[EXCERPT]

•••••

Emergency arbitrator filing. Submit the EA application to the Swiss Arbitration Centre together with the required advance on costs. The Centre appoints an EA promptly. The EA will establish a summary procedural timetable, typically inviting the respondent to comment within a very short window, and may conduct a hearing by video conference or on the papers alone.

State court filing. File the application with the competent cantonal court (summary procedure). For super‑provisional (ex parte) measures under CPC Article 265, the court may rule without hearing the respondent. If the court grants super‑provisional relief, it will simultaneously set a short deadline for the applicant to file a full provisional‑measures application and for the respondent to be heard, failing which the measure lapses automatically.

In both fora, the applicant may be required to post security for potential damages suffered by the respondent if the measure is later found to have been unjustified. Counsel should have a bank guarantee or cash deposit arrangement pre‑approved by the client before filing.

•••••

[TASK LIST]
1 > According to the excerpt on interim relief filings, what happens to a super-provisional measure if the applicant misses the deadline to file a full provisional-measures application?
2 > Put the records, from their first line through the line containing "select-arrow-icon[interactable]: ➤ <box>49", including that line, into a JSON list of strings with one string per line and blank lines omitted.

•••••

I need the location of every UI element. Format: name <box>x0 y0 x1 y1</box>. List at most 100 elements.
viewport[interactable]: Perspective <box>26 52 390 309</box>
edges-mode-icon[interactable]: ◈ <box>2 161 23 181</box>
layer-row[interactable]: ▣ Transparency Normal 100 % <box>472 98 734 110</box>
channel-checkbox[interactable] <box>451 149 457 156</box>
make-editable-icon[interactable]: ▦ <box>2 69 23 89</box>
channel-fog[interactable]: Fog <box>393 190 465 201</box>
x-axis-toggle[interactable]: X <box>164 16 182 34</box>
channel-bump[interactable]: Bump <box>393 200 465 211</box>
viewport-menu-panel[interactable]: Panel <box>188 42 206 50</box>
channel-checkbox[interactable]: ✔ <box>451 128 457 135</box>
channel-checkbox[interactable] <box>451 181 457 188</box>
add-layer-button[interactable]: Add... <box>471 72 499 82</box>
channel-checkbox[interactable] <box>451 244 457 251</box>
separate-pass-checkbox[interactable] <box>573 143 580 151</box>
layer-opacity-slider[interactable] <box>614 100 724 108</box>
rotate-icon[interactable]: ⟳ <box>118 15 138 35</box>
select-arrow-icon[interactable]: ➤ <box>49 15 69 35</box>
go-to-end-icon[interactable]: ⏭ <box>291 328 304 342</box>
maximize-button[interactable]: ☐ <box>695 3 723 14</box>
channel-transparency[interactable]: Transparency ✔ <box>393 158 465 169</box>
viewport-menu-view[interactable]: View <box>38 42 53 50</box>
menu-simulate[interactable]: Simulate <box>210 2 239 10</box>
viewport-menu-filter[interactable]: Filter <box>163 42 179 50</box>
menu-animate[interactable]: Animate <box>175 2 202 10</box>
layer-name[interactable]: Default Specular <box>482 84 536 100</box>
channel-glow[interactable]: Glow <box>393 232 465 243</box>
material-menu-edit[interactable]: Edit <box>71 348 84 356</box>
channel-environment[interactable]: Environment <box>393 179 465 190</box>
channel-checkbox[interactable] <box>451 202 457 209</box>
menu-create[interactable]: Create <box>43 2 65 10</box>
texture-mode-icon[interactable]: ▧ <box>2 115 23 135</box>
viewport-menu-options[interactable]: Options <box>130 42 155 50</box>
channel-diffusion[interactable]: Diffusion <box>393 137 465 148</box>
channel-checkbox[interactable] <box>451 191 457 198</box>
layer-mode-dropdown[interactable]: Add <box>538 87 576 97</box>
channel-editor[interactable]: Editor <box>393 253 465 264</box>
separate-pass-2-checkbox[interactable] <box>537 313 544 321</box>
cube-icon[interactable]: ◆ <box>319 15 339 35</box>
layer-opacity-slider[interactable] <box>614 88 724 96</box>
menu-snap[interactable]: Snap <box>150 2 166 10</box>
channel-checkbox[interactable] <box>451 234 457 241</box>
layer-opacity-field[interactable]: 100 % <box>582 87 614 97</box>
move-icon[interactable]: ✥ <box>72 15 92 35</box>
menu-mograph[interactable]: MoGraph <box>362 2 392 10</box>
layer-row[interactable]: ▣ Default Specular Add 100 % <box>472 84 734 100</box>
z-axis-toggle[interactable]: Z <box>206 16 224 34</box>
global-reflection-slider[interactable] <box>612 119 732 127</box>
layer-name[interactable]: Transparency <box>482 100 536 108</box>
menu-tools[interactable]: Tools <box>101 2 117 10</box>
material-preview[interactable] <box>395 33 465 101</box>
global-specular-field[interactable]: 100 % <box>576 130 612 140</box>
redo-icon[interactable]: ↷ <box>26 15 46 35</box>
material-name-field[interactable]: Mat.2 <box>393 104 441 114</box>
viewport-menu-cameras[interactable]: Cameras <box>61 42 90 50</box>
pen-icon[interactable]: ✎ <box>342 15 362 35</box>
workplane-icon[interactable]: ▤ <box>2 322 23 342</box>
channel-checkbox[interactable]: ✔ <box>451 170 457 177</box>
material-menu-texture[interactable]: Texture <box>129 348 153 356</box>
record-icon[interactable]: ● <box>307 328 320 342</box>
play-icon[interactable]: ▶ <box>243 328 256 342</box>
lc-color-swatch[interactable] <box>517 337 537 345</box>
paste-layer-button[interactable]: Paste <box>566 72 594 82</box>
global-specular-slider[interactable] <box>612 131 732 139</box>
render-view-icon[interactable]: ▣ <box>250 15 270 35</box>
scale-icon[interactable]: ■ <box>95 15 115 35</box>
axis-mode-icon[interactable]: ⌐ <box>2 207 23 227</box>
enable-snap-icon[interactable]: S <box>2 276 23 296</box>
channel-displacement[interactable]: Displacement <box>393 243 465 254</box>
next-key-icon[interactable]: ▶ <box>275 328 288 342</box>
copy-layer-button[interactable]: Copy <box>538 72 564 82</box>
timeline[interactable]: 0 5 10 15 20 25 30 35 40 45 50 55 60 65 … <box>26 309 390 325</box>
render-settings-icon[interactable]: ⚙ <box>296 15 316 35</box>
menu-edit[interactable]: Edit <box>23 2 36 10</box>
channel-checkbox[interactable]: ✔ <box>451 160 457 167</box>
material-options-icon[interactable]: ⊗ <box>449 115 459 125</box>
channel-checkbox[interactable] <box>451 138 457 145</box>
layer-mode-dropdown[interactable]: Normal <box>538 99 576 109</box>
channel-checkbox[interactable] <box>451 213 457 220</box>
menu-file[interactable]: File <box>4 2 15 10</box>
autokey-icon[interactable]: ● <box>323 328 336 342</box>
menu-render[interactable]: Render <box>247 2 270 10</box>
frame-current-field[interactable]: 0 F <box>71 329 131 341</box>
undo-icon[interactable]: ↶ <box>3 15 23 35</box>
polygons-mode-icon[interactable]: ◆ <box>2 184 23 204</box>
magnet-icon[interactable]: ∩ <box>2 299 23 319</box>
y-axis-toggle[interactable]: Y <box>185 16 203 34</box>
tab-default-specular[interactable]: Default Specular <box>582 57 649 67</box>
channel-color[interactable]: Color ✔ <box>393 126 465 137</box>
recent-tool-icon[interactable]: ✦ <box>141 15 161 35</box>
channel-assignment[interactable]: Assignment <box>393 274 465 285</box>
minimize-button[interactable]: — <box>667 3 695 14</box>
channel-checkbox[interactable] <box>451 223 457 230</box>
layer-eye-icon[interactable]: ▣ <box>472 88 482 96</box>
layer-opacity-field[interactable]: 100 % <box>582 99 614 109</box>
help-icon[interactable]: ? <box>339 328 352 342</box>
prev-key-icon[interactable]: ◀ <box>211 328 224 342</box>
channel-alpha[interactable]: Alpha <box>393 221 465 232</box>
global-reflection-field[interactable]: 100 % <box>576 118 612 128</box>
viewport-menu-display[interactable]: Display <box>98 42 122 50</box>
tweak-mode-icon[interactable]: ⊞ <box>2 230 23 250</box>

•••••

[SOLUTIONS BY TASK]
1 > The measure lapses automatically.

2 >
[
  "I need the location of every UI element. Format: name <box>x0 y0 x1 y1</box>. List at most 100 elements.",
  "viewport[interactable]: Perspective <box>26 52 390 309</box>",
  "edges-mode-icon[interactable]: ◈ <box>2 161 23 181</box>",
  "layer-row[interactable]: ▣ Transparency Normal 100 % <box>472 98 734 110</box>",
  "channel-checkbox[interactable] <box>451 149 457 156</box>",
  "make-editable-icon[interactable]: ▦ <box>2 69 23 89</box>",
  "channel-fog[interactable]: Fog <box>393 190 465 201</box>",
  "x-axis-toggle[interactable]: X <box>164 16 182 34</box>",
  "channel-bump[interactable]: Bump <box>393 200 465 211</box>",
  "viewport-menu-panel[interactable]: Panel <box>188 42 206 50</box>",
  "channel-checkbox[interactable]: ✔ <box>451 128 457 135</box>",
  "channel-checkbox[interactable] <box>451 181 457 188</box>",
  "add-layer-button[interactable]: Add... <box>471 72 499 82</box>",
  "channel-checkbox[interactable] <box>451 244 457 251</box>",
  "separate-pass-checkbox[interactable] <box>573 143 580 151</box>",
  "layer-opacity-slider[interactable] <box>614 100 724 108</box>",
  "rotate-icon[interactable]: ⟳ <box>118 15 138 35</box>",
  "select-arrow-icon[interactable]: ➤ <box>49 15 69 35</box>"
]